→ **GIVEN EXERCISE**
Search the data below for "ответить"; list each line that holds it.

☆ ☆ ☆ ☆ ☆

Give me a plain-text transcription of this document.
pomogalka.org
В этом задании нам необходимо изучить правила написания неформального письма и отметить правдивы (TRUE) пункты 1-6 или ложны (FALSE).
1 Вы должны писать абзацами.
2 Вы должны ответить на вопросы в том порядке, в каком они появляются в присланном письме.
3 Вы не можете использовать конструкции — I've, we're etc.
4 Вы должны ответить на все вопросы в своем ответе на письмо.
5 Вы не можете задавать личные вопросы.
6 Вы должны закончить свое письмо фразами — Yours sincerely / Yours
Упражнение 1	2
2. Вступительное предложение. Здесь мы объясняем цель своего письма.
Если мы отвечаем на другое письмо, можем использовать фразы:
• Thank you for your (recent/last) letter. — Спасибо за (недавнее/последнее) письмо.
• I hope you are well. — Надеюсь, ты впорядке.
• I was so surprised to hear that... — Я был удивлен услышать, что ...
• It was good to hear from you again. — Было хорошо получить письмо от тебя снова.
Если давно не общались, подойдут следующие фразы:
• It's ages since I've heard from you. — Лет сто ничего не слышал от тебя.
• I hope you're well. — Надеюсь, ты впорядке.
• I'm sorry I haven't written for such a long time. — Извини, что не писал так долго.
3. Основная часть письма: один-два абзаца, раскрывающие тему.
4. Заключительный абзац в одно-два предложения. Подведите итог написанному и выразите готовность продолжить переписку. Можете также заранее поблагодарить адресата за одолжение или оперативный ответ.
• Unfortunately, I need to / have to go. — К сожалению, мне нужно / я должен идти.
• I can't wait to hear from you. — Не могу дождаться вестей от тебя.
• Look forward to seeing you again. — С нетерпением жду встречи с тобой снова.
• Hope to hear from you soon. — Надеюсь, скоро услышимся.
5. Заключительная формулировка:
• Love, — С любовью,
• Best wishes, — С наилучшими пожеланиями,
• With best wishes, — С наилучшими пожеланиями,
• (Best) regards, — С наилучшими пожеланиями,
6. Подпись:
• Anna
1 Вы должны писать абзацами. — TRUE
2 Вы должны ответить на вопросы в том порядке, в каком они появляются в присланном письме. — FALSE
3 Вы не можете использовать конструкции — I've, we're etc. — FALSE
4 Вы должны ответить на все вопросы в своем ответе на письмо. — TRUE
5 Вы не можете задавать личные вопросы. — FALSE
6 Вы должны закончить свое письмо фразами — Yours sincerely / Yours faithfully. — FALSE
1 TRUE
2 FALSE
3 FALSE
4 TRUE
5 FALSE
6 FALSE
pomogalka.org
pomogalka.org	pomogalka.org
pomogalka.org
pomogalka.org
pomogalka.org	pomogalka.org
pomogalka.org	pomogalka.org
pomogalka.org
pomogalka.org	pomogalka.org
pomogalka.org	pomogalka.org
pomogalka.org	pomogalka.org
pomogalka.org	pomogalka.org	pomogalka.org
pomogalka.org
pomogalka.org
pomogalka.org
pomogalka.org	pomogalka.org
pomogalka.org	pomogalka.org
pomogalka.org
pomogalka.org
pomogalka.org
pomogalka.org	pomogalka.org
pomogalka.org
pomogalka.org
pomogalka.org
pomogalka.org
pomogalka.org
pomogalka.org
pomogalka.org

☆ ☆ ☆ ☆ ☆

→ **RESULT OF THIS TASK**
2 Вы должны ответить на вопросы в том порядке, в каком они появляются в присланном письме.
4 Вы должны ответить на все вопросы в своем ответе на письмо.
2 Вы должны ответить на вопросы в том порядке, в каком они появляются в присланном письме. — FALSE
4 Вы должны ответить на все вопросы в своем ответе на письмо. — TRUE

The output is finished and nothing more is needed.